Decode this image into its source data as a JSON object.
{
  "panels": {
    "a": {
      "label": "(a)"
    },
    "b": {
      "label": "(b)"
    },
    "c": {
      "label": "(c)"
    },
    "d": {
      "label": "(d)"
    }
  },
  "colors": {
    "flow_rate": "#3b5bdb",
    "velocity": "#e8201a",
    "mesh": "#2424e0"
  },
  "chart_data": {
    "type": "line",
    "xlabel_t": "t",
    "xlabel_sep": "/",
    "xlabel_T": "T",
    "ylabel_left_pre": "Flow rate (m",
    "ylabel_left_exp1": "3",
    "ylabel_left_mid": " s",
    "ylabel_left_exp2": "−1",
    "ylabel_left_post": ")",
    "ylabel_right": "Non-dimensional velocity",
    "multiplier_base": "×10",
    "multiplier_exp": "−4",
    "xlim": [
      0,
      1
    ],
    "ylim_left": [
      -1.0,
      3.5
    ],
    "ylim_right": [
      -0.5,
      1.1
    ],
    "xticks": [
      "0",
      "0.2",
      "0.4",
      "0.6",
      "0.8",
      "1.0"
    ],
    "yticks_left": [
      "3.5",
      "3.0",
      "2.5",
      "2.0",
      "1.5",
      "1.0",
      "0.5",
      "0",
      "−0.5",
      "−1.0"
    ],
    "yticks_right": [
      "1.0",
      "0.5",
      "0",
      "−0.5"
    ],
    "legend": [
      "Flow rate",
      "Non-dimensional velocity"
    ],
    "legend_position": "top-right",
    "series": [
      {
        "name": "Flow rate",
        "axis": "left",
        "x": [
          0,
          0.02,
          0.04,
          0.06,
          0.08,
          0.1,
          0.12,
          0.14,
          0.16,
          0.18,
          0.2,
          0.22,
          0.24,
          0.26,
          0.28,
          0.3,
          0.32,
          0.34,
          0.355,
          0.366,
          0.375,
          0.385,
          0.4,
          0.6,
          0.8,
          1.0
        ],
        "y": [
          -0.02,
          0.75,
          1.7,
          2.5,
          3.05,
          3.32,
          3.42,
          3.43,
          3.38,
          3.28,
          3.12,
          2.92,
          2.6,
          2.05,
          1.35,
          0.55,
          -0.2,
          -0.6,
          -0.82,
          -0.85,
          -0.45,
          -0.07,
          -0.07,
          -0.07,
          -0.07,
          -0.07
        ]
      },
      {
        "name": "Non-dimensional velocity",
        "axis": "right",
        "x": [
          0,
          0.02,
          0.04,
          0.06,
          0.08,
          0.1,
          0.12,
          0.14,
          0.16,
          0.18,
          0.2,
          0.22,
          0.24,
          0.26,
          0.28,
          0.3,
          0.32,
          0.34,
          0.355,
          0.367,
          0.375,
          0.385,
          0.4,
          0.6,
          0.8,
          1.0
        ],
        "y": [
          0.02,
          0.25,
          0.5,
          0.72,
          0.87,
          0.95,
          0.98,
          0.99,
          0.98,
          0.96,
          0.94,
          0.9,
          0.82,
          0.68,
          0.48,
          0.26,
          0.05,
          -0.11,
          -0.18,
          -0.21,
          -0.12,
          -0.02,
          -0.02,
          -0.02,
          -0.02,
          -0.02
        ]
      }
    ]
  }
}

Exercise:
From the material given, work out how many lines hold the string "velocity"; state that number and nothing further.

Final result:
4